-- START OF EXTRACTED MATERIAL --

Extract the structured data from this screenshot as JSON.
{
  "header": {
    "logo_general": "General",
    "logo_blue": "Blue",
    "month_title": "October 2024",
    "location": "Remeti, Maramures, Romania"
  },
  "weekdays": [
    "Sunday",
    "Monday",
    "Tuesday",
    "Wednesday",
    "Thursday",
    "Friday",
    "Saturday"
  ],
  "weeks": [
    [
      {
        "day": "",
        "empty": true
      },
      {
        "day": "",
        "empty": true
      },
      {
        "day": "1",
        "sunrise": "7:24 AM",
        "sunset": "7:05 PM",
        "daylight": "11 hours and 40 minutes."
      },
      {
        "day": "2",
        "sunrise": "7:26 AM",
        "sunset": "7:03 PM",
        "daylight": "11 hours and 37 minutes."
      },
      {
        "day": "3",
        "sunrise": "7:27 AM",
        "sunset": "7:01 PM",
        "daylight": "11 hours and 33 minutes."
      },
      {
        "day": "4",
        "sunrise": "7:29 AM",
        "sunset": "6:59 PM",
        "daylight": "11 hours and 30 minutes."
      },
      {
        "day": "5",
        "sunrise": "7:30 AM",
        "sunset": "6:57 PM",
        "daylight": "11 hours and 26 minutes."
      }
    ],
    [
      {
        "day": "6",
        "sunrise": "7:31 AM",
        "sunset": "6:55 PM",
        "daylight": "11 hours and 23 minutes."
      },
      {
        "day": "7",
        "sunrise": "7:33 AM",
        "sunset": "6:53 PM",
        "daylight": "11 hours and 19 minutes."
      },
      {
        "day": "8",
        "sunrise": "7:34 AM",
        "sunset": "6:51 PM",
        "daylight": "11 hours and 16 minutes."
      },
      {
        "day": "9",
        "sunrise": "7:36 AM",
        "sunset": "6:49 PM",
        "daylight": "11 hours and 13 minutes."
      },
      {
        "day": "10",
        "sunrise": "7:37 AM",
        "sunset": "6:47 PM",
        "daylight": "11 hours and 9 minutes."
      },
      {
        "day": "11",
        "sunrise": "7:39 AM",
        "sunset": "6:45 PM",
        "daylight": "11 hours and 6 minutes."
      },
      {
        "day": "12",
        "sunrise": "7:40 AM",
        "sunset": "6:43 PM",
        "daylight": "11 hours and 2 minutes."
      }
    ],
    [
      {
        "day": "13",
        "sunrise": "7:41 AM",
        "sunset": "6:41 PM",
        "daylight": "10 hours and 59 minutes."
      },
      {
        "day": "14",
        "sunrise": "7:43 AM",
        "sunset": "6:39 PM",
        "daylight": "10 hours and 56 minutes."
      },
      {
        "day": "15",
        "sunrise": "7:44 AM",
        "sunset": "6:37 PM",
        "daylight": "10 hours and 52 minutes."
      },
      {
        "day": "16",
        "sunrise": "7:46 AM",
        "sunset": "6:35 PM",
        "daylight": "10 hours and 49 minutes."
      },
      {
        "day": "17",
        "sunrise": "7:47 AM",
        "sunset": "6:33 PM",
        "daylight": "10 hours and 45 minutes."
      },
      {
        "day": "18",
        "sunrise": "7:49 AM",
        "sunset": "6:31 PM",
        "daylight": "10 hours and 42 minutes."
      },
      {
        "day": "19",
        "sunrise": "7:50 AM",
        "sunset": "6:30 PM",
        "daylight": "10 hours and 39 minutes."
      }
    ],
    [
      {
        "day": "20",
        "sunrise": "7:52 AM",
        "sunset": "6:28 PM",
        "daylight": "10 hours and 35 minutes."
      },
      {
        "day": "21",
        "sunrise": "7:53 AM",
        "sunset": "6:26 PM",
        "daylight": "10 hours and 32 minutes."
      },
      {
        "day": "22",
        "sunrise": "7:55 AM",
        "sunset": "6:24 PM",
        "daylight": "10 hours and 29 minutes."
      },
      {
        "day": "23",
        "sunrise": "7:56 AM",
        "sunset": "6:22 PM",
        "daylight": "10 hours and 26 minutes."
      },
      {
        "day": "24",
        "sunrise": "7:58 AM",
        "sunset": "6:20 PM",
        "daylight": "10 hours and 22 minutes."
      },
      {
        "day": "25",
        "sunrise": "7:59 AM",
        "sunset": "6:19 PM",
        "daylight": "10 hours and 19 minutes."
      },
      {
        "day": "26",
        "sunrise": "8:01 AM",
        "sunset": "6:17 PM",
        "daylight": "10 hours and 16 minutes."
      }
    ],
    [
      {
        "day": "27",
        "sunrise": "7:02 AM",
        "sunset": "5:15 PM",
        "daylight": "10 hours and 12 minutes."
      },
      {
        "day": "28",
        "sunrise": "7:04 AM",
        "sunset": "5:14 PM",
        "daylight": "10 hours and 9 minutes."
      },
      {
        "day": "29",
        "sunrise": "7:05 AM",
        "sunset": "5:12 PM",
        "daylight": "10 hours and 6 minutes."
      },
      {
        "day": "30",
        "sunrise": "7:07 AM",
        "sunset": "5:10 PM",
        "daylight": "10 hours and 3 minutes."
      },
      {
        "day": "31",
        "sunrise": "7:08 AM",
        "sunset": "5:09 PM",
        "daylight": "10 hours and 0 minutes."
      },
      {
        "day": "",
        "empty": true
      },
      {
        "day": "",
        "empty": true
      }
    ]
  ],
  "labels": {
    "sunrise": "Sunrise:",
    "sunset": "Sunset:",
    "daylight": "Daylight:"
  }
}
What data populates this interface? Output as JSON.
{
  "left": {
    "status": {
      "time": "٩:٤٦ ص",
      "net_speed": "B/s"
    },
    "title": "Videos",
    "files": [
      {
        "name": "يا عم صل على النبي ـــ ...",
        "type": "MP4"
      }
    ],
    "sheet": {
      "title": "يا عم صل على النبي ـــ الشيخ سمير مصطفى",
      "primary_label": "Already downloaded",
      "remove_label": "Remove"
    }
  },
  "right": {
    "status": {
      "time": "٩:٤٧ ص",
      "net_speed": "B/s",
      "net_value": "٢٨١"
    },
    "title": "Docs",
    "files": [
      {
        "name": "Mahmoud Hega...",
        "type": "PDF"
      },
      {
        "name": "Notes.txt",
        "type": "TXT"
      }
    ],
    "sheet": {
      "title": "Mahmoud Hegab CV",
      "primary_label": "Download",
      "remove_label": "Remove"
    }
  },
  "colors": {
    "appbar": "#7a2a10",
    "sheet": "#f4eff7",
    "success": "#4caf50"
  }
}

-- END OF EXTRACTED MATERIAL --

_WORK INSTRUCTIONS_. Across all the entries, count the lines that contain the word "Mahmoud" and give the number by itself.

_RESULT OF THE EXERCISE_. 2